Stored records

────

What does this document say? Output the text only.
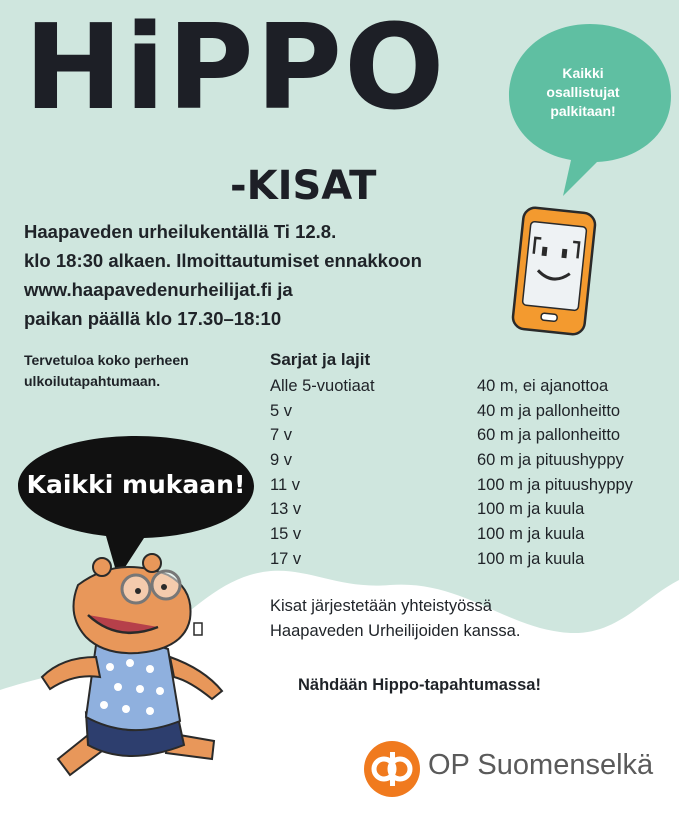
HiPPO
-KISAT
Kaikki
osallistujat
palkitaan!
Haapaveden urheilukentällä Ti 12.8.
klo 18:30 alkaen. Ilmoittautumiset ennakkoon
www.haapavedenurheilijat.fi ja
paikan päällä klo 17.30–18:10
Tervetuloa koko perheen
ulkoilutapahtumaan.
Sarjat ja lajit
Alle 5-vuotiaat	40 m, ei ajanottoa
5 v	40 m ja pallonheitto
7 v	60 m ja pallonheitto
9 v	60 m ja pituushyppy
11 v	100 m ja pituushyppy
13 v	100 m ja kuula
15 v	100 m ja kuula
17 v	100 m ja kuula
Kaikki mukaan!
Kisat järjestetään yhteistyössä
Haapaveden Urheilijoiden kanssa.
Nähdään Hippo-tapahtumassa!
OP Suomenselkä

────

**What the exercise asks**
Take the listing above and print it exactly, apart from the pictures.

**Final result**
What does this document say? Output the text only.
HiPPO
-KISAT
Kaikki
osallistujat
palkitaan!
Haapaveden urheilukentällä Ti 12.8.
klo 18:30 alkaen. Ilmoittautumiset ennakkoon
www.haapavedenurheilijat.fi ja
paikan päällä klo 17.30–18:10
Tervetuloa koko perheen
ulkoilutapahtumaan.
Sarjat ja lajit
Alle 5-vuotiaat	40 m, ei ajanottoa
5 v	40 m ja pallonheitto
7 v	60 m ja pallonheitto
9 v	60 m ja pituushyppy
11 v	100 m ja pituushyppy
13 v	100 m ja kuula
15 v	100 m ja kuula
17 v	100 m ja kuula
Kaikki mukaan!
Kisat järjestetään yhteistyössä
Haapaveden Urheilijoiden kanssa.
Nähdään Hippo-tapahtumassa!
OP Suomenselkä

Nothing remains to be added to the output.